Start of Provided entries

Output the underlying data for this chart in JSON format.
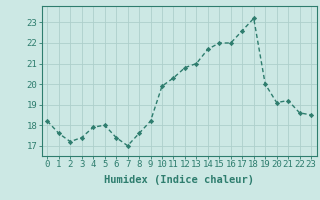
{
  "x": [
    0,
    1,
    2,
    3,
    4,
    5,
    6,
    7,
    8,
    9,
    10,
    11,
    12,
    13,
    14,
    15,
    16,
    17,
    18,
    19,
    20,
    21,
    22,
    23
  ],
  "y": [
    18.2,
    17.6,
    17.2,
    17.4,
    17.9,
    18.0,
    17.4,
    17.0,
    17.6,
    18.2,
    19.9,
    20.3,
    20.8,
    21.0,
    21.7,
    22.0,
    22.0,
    22.6,
    23.2,
    20.0,
    19.1,
    19.2,
    18.6,
    18.5
  ],
  "line_color": "#2e7d6e",
  "marker": "D",
  "marker_size": 2.2,
  "line_width": 1.0,
  "bg_color": "#cce8e4",
  "grid_color": "#aecfcb",
  "plot_bg_color": "#cce8e4",
  "xlabel": "Humidex (Indice chaleur)",
  "ylim": [
    16.5,
    23.8
  ],
  "xlim": [
    -0.5,
    23.5
  ],
  "yticks": [
    17,
    18,
    19,
    20,
    21,
    22,
    23
  ],
  "xticks": [
    0,
    1,
    2,
    3,
    4,
    5,
    6,
    7,
    8,
    9,
    10,
    11,
    12,
    13,
    14,
    15,
    16,
    17,
    18,
    19,
    20,
    21,
    22,
    23
  ],
  "tick_label_fontsize": 6.5,
  "xlabel_fontsize": 7.5,
  "spine_color": "#2e7d6e",
  "tick_color": "#2e7d6e"
}
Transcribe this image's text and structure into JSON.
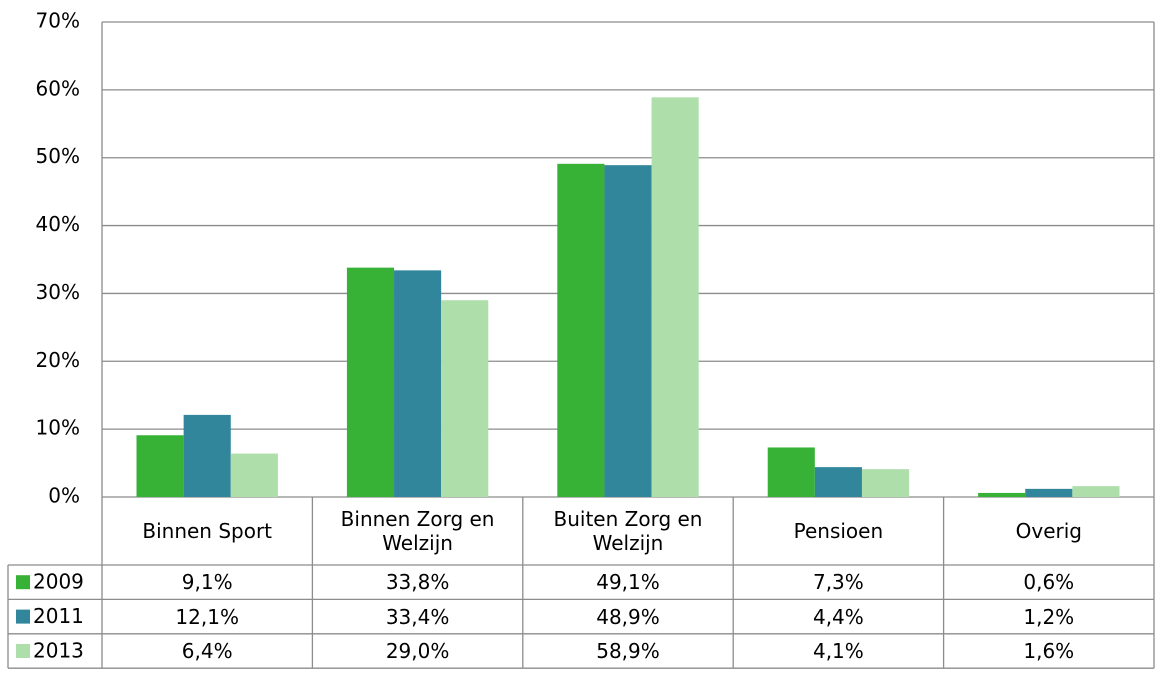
{
  "chart_data": {
    "type": "bar",
    "categories": [
      "Binnen Sport",
      "Binnen Zorg en Welzijn",
      "Buiten Zorg en Welzijn",
      "Pensioen",
      "Overig"
    ],
    "series": [
      {
        "name": "2009",
        "color": "#37b237",
        "values": [
          9.1,
          33.8,
          49.1,
          7.3,
          0.6
        ],
        "value_labels": [
          "9,1%",
          "33,8%",
          "49,1%",
          "7,3%",
          "0,6%"
        ]
      },
      {
        "name": "2011",
        "color": "#31869b",
        "values": [
          12.1,
          33.4,
          48.9,
          4.4,
          1.2
        ],
        "value_labels": [
          "12,1%",
          "33,4%",
          "48,9%",
          "4,4%",
          "1,2%"
        ]
      },
      {
        "name": "2013",
        "color": "#aedfab",
        "values": [
          6.4,
          29.0,
          58.9,
          4.1,
          1.6
        ],
        "value_labels": [
          "6,4%",
          "29,0%",
          "58,9%",
          "4,1%",
          "1,6%"
        ]
      }
    ],
    "ylim": [
      0,
      70
    ],
    "yticks": [
      {
        "value": 0,
        "label": "0%"
      },
      {
        "value": 10,
        "label": "10%"
      },
      {
        "value": 20,
        "label": "20%"
      },
      {
        "value": 30,
        "label": "30%"
      },
      {
        "value": 40,
        "label": "40%"
      },
      {
        "value": 50,
        "label": "50%"
      },
      {
        "value": 60,
        "label": "60%"
      },
      {
        "value": 70,
        "label": "70%"
      }
    ],
    "grid": true
  }
}
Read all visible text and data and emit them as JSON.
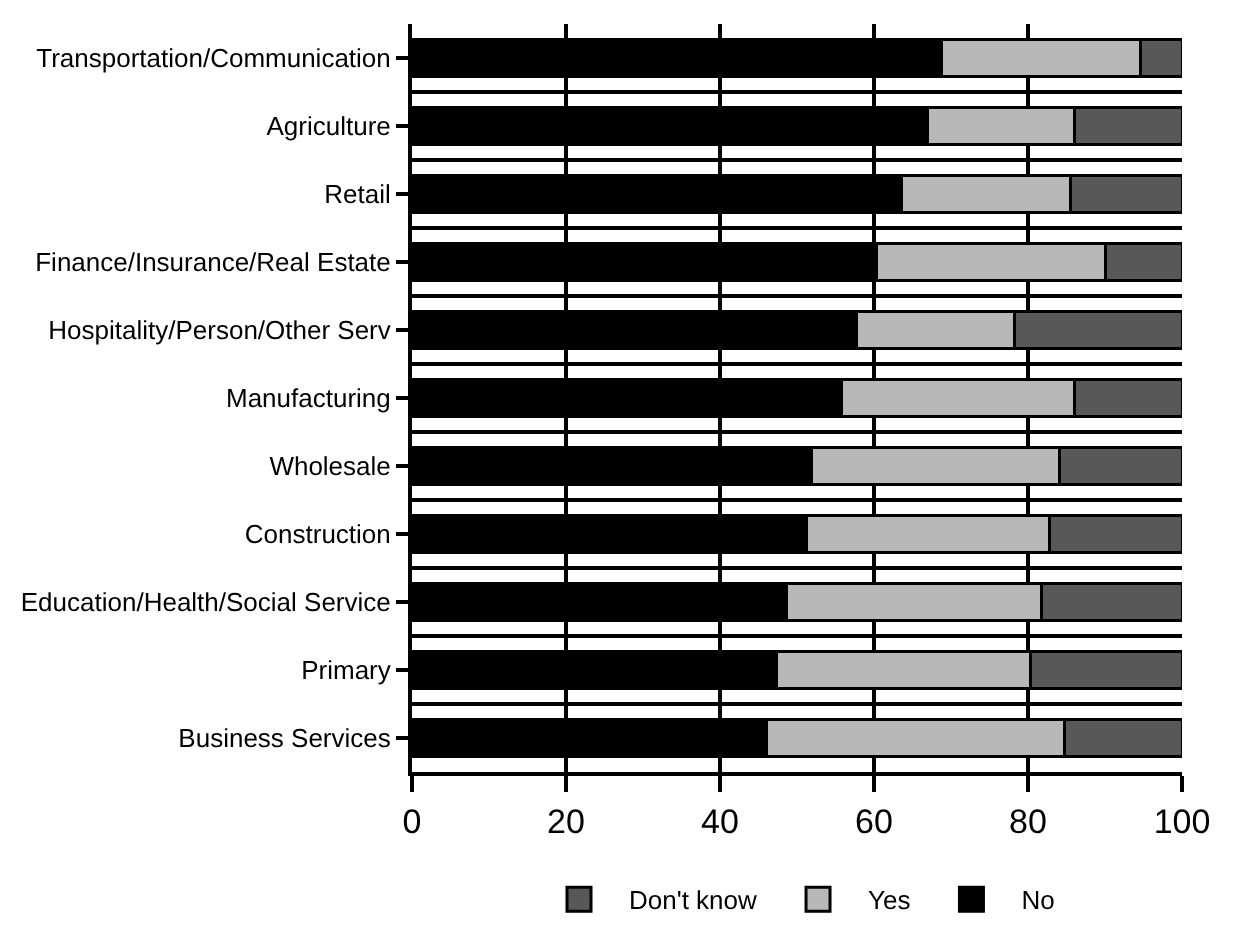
{
  "chart_data": {
    "type": "bar",
    "orientation": "horizontal",
    "stacked": true,
    "categories": [
      "Transportation/Communication",
      "Agriculture",
      "Retail",
      "Finance/Insurance/Real Estate",
      "Hospitality/Person/Other Serv",
      "Manufacturing",
      "Wholesale",
      "Construction",
      "Education/Health/Social Service",
      "Primary",
      "Business Services"
    ],
    "series": [
      {
        "name": "No",
        "color": "#000000",
        "values": [
          68.8,
          66.9,
          63.6,
          60.3,
          57.7,
          55.8,
          51.9,
          51.2,
          48.6,
          47.3,
          46.0
        ]
      },
      {
        "name": "Yes",
        "color": "#b8b8b8",
        "values": [
          25.8,
          19.2,
          21.9,
          29.7,
          20.5,
          30.3,
          32.2,
          31.6,
          33.1,
          33.0,
          38.7
        ]
      },
      {
        "name": "Don't know",
        "color": "#585858",
        "values": [
          5.4,
          13.9,
          14.5,
          10.0,
          21.8,
          13.9,
          15.9,
          17.2,
          18.3,
          19.7,
          15.3
        ]
      }
    ],
    "xlim": [
      0,
      100
    ],
    "xticks": [
      0,
      20,
      40,
      60,
      80,
      100
    ],
    "grid": true,
    "legend": "bottom"
  }
}
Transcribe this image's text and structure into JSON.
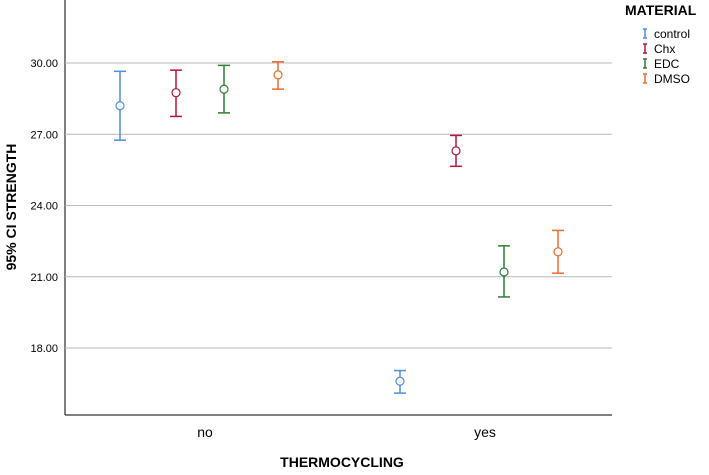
{
  "chart_data": {
    "type": "errorbar",
    "xlabel": "THERMOCYCLING",
    "ylabel": "95% CI STRENGTH",
    "categories": [
      "no",
      "yes"
    ],
    "ylim": [
      15.0,
      32.0
    ],
    "yticks": [
      18.0,
      21.0,
      24.0,
      27.0,
      30.0
    ],
    "ytick_labels": [
      "18.00",
      "21.00",
      "24.00",
      "27.00",
      "30.00"
    ],
    "grid": "horizontal",
    "legend": {
      "title": "MATERIAL",
      "position": "right"
    },
    "series": [
      {
        "name": "control",
        "color": "#4f8ee0",
        "mean": [
          28.2,
          16.6
        ],
        "lower": [
          26.75,
          16.1
        ],
        "upper": [
          29.65,
          17.05
        ]
      },
      {
        "name": "Chx",
        "color": "#b5153d",
        "mean": [
          28.75,
          26.3
        ],
        "lower": [
          27.75,
          25.65
        ],
        "upper": [
          29.7,
          26.95
        ]
      },
      {
        "name": "EDC",
        "color": "#2e7d32",
        "mean": [
          28.9,
          21.2
        ],
        "lower": [
          27.9,
          20.15
        ],
        "upper": [
          29.9,
          22.3
        ]
      },
      {
        "name": "DMSO",
        "color": "#ea6d2a",
        "mean": [
          29.5,
          22.05
        ],
        "lower": [
          28.9,
          21.15
        ],
        "upper": [
          30.05,
          22.95
        ]
      }
    ]
  }
}
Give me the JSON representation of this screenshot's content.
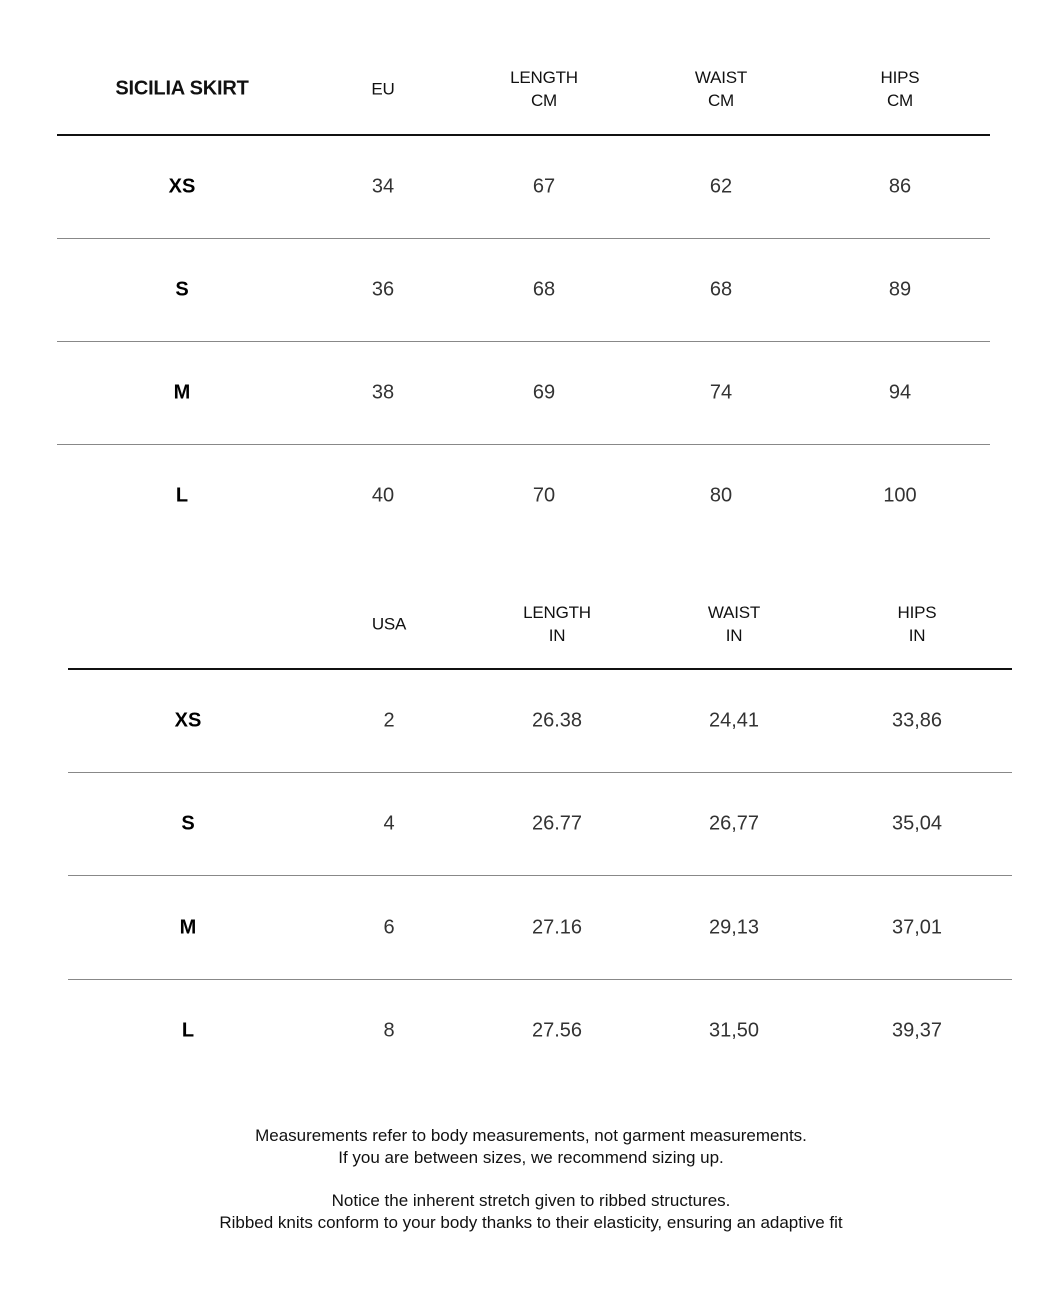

End of Provided entries

## Exercise
Reproduce the full listing above verbatim, with no pictures included.

## Solved exercise
Output the underlying data for this chart in JSON format.
{
  "x": [
    0,
    1,
    2,
    3,
    4,
    5,
    6,
    7,
    8,
    9,
    10,
    11,
    12,
    13,
    14,
    15,
    16,
    17,
    18,
    19,
    20,
    21,
    22,
    23
  ],
  "y": [
    18.2,
    17.6,
    17.2,
    17.4,
    17.9,
    18.0,
    17.4,
    17.0,
    17.6,
    18.2,
    19.9,
    20.3,
    20.8,
    21.0,
    21.7,
    22.0,
    22.0,
    22.6,
    23.2,
    20.0,
    19.1,
    19.2,
    18.6,
    18.5
  ],
  "line_color": "#2e7d6e",
  "marker": "D",
  "marker_size": 2.2,
  "line_width": 1.0,
  "bg_color": "#cce8e4",
  "grid_color": "#aecfcb",
  "plot_bg_color": "#cce8e4",
  "xlabel": "Humidex (Indice chaleur)",
  "ylim": [
    16.5,
    23.8
  ],
  "xlim": [
    -0.5,
    23.5
  ],
  "yticks": [
    17,
    18,
    19,
    20,
    21,
    22,
    23
  ],
  "xticks": [
    0,
    1,
    2,
    3,
    4,
    5,
    6,
    7,
    8,
    9,
    10,
    11,
    12,
    13,
    14,
    15,
    16,
    17,
    18,
    19,
    20,
    21,
    22,
    23
  ],
  "tick_label_fontsize": 6.5,
  "xlabel_fontsize": 7.5,
  "spine_color": "#2e7d6e",
  "tick_color": "#2e7d6e"
}
Transcribe this image's text and structure into JSON.
{
  "chart_data": {
    "type": "bar",
    "categories": [
      "Binnen Sport",
      "Binnen Zorg en Welzijn",
      "Buiten Zorg en Welzijn",
      "Pensioen",
      "Overig"
    ],
    "series": [
      {
        "name": "2009",
        "color": "#37b237",
        "values": [
          9.1,
          33.8,
          49.1,
          7.3,
          0.6
        ],
        "value_labels": [
          "9,1%",
          "33,8%",
          "49,1%",
          "7,3%",
          "0,6%"
        ]
      },
      {
        "name": "2011",
        "color": "#31869b",
        "values": [
          12.1,
          33.4,
          48.9,
          4.4,
          1.2
        ],
        "value_labels": [
          "12,1%",
          "33,4%",
          "48,9%",
          "4,4%",
          "1,2%"
        ]
      },
      {
        "name": "2013",
        "color": "#aedfab",
        "values": [
          6.4,
          29.0,
          58.9,
          4.1,
          1.6
        ],
        "value_labels": [
          "6,4%",
          "29,0%",
          "58,9%",
          "4,1%",
          "1,6%"
        ]
      }
    ],
    "ylim": [
      0,
      70
    ],
    "yticks": [
      {
        "value": 0,
        "label": "0%"
      },
      {
        "value": 10,
        "label": "10%"
      },
      {
        "value": 20,
        "label": "20%"
      },
      {
        "value": 30,
        "label": "30%"
      },
      {
        "value": 40,
        "label": "40%"
      },
      {
        "value": 50,
        "label": "50%"
      },
      {
        "value": 60,
        "label": "60%"
      },
      {
        "value": 70,
        "label": "70%"
      }
    ],
    "grid": true
  }
}
Read all visible text and data and emit them as JSON.
{
  "chart_data": {
    "type": "bar",
    "orientation": "horizontal",
    "stacked": true,
    "categories": [
      "Transportation/Communication",
      "Agriculture",
      "Retail",
      "Finance/Insurance/Real Estate",
      "Hospitality/Person/Other Serv",
      "Manufacturing",
      "Wholesale",
      "Construction",
      "Education/Health/Social Service",
      "Primary",
      "Business Services"
    ],
    "series": [
      {
        "name": "No",
        "color": "#000000",
        "values": [
          68.8,
          66.9,
          63.6,
          60.3,
          57.7,
          55.8,
          51.9,
          51.2,
          48.6,
          47.3,
          46.0
        ]
      },
      {
        "name": "Yes",
        "color": "#b8b8b8",
        "values": [
          25.8,
          19.2,
          21.9,
          29.7,
          20.5,
          30.3,
          32.2,
          31.6,
          33.1,
          33.0,
          38.7
        ]
      },
      {
        "name": "Don't know",
        "color": "#585858",
        "values": [
          5.4,
          13.9,
          14.5,
          10.0,
          21.8,
          13.9,
          15.9,
          17.2,
          18.3,
          19.7,
          15.3
        ]
      }
    ],
    "xlim": [
      0,
      100
    ],
    "xticks": [
      0,
      20,
      40,
      60,
      80,
      100
    ],
    "grid": true,
    "legend": "bottom"
  }
}
Transcribe this image's text and structure into JSON.
{
  "chart_data": {
    "type": "errorbar",
    "xlabel": "THERMOCYCLING",
    "ylabel": "95% CI STRENGTH",
    "categories": [
      "no",
      "yes"
    ],
    "ylim": [
      15.0,
      32.0
    ],
    "yticks": [
      18.0,
      21.0,
      24.0,
      27.0,
      30.0
    ],
    "ytick_labels": [
      "18.00",
      "21.00",
      "24.00",
      "27.00",
      "30.00"
    ],
    "grid": "horizontal",
    "legend": {
      "title": "MATERIAL",
      "position": "right"
    },
    "series": [
      {
        "name": "control",
        "color": "#4f8ee0",
        "mean": [
          28.2,
          16.6
        ],
        "lower": [
          26.75,
          16.1
        ],
        "upper": [
          29.65,
          17.05
        ]
      },
      {
        "name": "Chx",
        "color": "#b5153d",
        "mean": [
          28.75,
          26.3
        ],
        "lower": [
          27.75,
          25.65
        ],
        "upper": [
          29.7,
          26.95
        ]
      },
      {
        "name": "EDC",
        "color": "#2e7d32",
        "mean": [
          28.9,
          21.2
        ],
        "lower": [
          27.9,
          20.15
        ],
        "upper": [
          29.9,
          22.3
        ]
      },
      {
        "name": "DMSO",
        "color": "#ea6d2a",
        "mean": [
          29.5,
          22.05
        ],
        "lower": [
          28.9,
          21.15
        ],
        "upper": [
          30.05,
          22.95
        ]
      }
    ]
  }
}
Give me the JSON representation of this screenshot's content.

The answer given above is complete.